● **TASK OBJECTIVE**: Exactly as written, retype the listing below, omitting the pictures.

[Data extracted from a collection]
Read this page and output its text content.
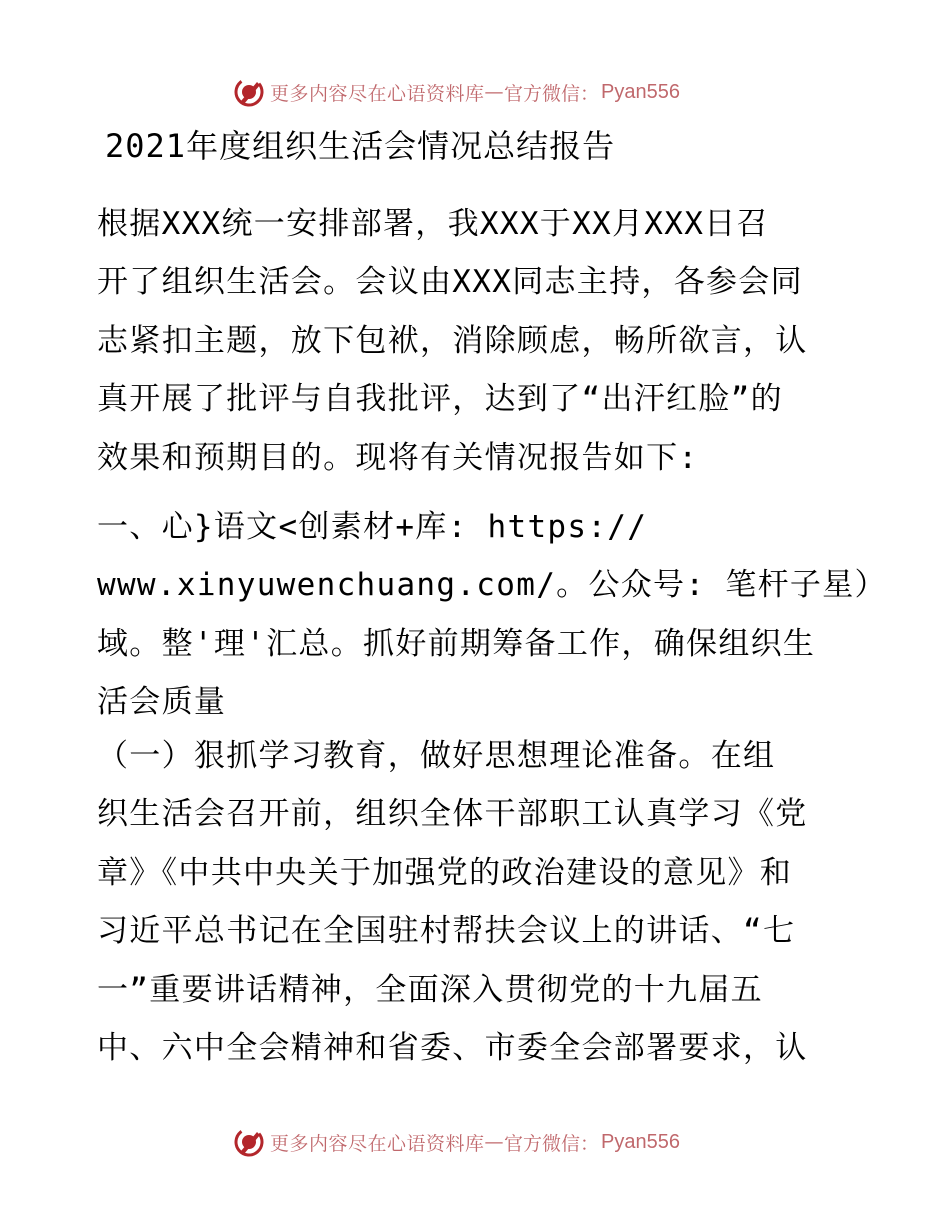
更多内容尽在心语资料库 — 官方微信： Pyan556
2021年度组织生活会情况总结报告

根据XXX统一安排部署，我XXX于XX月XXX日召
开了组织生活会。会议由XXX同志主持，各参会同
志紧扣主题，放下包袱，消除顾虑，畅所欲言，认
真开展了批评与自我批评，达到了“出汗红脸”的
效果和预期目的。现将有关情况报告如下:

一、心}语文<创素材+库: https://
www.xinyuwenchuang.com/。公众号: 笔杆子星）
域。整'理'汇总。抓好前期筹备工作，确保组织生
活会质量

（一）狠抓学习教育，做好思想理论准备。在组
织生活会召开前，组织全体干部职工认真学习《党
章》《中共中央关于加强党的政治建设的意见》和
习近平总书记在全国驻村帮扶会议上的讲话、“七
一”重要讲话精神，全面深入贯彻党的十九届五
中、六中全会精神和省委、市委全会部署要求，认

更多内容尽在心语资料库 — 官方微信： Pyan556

● **ANSWER TO THE EXERCISE**:
Read this page and output its text content.
更多内容尽在心语资料库 — 官方微信： Pyan556
2021年度组织生活会情况总结报告

根据XXX统一安排部署，我XXX于XX月XXX日召
开了组织生活会。会议由XXX同志主持，各参会同
志紧扣主题，放下包袱，消除顾虑，畅所欲言，认
真开展了批评与自我批评，达到了“出汗红脸”的
效果和预期目的。现将有关情况报告如下:

一、心}语文<创素材+库: https://
www.xinyuwenchuang.com/。公众号: 笔杆子星）
域。整'理'汇总。抓好前期筹备工作，确保组织生
活会质量

（一）狠抓学习教育，做好思想理论准备。在组
织生活会召开前，组织全体干部职工认真学习《党
章》《中共中央关于加强党的政治建设的意见》和
习近平总书记在全国驻村帮扶会议上的讲话、“七
一”重要讲话精神，全面深入贯彻党的十九届五
中、六中全会精神和省委、市委全会部署要求，认

更多内容尽在心语资料库 — 官方微信： Pyan556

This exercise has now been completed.